Exercise details> Repeat every line of the records below without changing a single character.
(begin)
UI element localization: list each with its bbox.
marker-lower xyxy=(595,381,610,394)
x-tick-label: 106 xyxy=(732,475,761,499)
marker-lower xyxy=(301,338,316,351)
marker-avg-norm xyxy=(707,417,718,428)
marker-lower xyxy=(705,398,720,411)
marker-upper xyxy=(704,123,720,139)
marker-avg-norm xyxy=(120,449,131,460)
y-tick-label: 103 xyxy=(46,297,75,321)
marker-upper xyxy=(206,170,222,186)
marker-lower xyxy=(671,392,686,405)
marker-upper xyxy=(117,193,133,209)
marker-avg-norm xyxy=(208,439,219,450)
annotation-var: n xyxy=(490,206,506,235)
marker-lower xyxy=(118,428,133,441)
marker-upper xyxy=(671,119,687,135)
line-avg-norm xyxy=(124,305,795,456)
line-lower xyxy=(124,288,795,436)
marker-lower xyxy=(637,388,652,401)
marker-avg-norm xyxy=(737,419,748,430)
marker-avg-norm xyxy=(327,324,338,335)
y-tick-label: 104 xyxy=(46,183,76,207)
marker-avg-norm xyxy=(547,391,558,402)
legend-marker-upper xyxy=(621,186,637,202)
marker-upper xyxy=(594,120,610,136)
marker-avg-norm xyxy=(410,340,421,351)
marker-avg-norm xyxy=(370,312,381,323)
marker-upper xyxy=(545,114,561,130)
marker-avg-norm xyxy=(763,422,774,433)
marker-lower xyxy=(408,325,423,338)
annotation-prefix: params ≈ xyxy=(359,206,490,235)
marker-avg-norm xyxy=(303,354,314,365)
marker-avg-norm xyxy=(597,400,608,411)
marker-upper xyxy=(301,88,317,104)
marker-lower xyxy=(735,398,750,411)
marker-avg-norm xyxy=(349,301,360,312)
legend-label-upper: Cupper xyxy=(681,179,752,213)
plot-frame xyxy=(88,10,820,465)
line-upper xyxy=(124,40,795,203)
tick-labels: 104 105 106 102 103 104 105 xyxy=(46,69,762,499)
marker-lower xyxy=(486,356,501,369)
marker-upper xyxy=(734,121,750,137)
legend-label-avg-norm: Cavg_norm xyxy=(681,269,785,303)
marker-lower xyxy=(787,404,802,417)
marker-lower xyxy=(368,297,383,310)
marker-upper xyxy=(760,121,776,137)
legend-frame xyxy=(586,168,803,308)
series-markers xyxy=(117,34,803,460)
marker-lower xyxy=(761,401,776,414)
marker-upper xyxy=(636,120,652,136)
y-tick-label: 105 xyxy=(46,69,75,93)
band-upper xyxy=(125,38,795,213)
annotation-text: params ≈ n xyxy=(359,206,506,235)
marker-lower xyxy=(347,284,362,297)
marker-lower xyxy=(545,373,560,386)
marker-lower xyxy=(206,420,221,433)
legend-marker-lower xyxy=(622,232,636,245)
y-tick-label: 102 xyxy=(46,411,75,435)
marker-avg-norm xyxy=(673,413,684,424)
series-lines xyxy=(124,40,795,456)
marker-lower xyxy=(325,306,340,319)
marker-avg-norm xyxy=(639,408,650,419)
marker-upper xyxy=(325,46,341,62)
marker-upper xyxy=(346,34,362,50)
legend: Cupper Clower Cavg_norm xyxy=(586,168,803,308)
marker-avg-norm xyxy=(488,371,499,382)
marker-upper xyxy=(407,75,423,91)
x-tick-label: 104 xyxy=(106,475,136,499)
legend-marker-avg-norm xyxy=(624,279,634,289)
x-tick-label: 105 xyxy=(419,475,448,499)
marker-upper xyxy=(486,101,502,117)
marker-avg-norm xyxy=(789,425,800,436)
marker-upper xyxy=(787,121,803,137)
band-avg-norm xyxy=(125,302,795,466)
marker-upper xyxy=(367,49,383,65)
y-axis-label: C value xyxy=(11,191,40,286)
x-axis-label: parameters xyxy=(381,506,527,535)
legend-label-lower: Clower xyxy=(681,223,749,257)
(end)
Finished task>
UI element localization: list each with its bbox.
marker-lower xyxy=(595,381,610,394)
x-tick-label: 106 xyxy=(732,475,761,499)
marker-lower xyxy=(301,338,316,351)
marker-avg-norm xyxy=(707,417,718,428)
marker-lower xyxy=(705,398,720,411)
marker-upper xyxy=(704,123,720,139)
marker-avg-norm xyxy=(120,449,131,460)
y-tick-label: 103 xyxy=(46,297,75,321)
marker-upper xyxy=(206,170,222,186)
marker-lower xyxy=(671,392,686,405)
marker-upper xyxy=(117,193,133,209)
marker-avg-norm xyxy=(208,439,219,450)
annotation-var: n xyxy=(490,206,506,235)
marker-lower xyxy=(118,428,133,441)
marker-upper xyxy=(671,119,687,135)
line-avg-norm xyxy=(124,305,795,456)
line-lower xyxy=(124,288,795,436)
marker-lower xyxy=(637,388,652,401)
marker-avg-norm xyxy=(737,419,748,430)
marker-avg-norm xyxy=(327,324,338,335)
y-tick-label: 104 xyxy=(46,183,76,207)
marker-avg-norm xyxy=(547,391,558,402)
legend-marker-upper xyxy=(621,186,637,202)
marker-upper xyxy=(594,120,610,136)
marker-avg-norm xyxy=(410,340,421,351)
marker-avg-norm xyxy=(370,312,381,323)
marker-upper xyxy=(545,114,561,130)
marker-avg-norm xyxy=(763,422,774,433)
marker-lower xyxy=(408,325,423,338)
annotation-prefix: params ≈ xyxy=(359,206,490,235)
marker-avg-norm xyxy=(303,354,314,365)
marker-avg-norm xyxy=(597,400,608,411)
marker-upper xyxy=(301,88,317,104)
marker-lower xyxy=(735,398,750,411)
marker-avg-norm xyxy=(349,301,360,312)
legend-label-upper: Cupper xyxy=(681,179,752,213)
plot-frame xyxy=(88,10,820,465)
line-upper xyxy=(124,40,795,203)
tick-labels: 104 105 106 102 103 104 105 xyxy=(46,69,762,499)
marker-lower xyxy=(486,356,501,369)
marker-upper xyxy=(734,121,750,137)
legend-label-avg-norm: Cavg_norm xyxy=(681,269,785,303)
marker-lower xyxy=(787,404,802,417)
marker-lower xyxy=(368,297,383,310)
marker-upper xyxy=(760,121,776,137)
legend-frame xyxy=(586,168,803,308)
series-markers xyxy=(117,34,803,460)
marker-lower xyxy=(761,401,776,414)
marker-upper xyxy=(636,120,652,136)
y-tick-label: 105 xyxy=(46,69,75,93)
band-upper xyxy=(125,38,795,213)
annotation-text: params ≈ n xyxy=(359,206,506,235)
marker-lower xyxy=(347,284,362,297)
marker-lower xyxy=(545,373,560,386)
marker-lower xyxy=(206,420,221,433)
legend-marker-lower xyxy=(622,232,636,245)
y-tick-label: 102 xyxy=(46,411,75,435)
marker-avg-norm xyxy=(673,413,684,424)
series-lines xyxy=(124,40,795,456)
marker-lower xyxy=(325,306,340,319)
marker-avg-norm xyxy=(639,408,650,419)
marker-upper xyxy=(325,46,341,62)
marker-upper xyxy=(346,34,362,50)
legend: Cupper Clower Cavg_norm xyxy=(586,168,803,308)
marker-avg-norm xyxy=(488,371,499,382)
marker-upper xyxy=(407,75,423,91)
x-tick-label: 104 xyxy=(106,475,136,499)
legend-marker-avg-norm xyxy=(624,279,634,289)
x-tick-label: 105 xyxy=(419,475,448,499)
marker-upper xyxy=(486,101,502,117)
marker-avg-norm xyxy=(789,425,800,436)
marker-upper xyxy=(787,121,803,137)
band-avg-norm xyxy=(125,302,795,466)
marker-upper xyxy=(367,49,383,65)
y-axis-label: C value xyxy=(11,191,40,286)
x-axis-label: parameters xyxy=(381,506,527,535)
legend-label-lower: Clower xyxy=(681,223,749,257)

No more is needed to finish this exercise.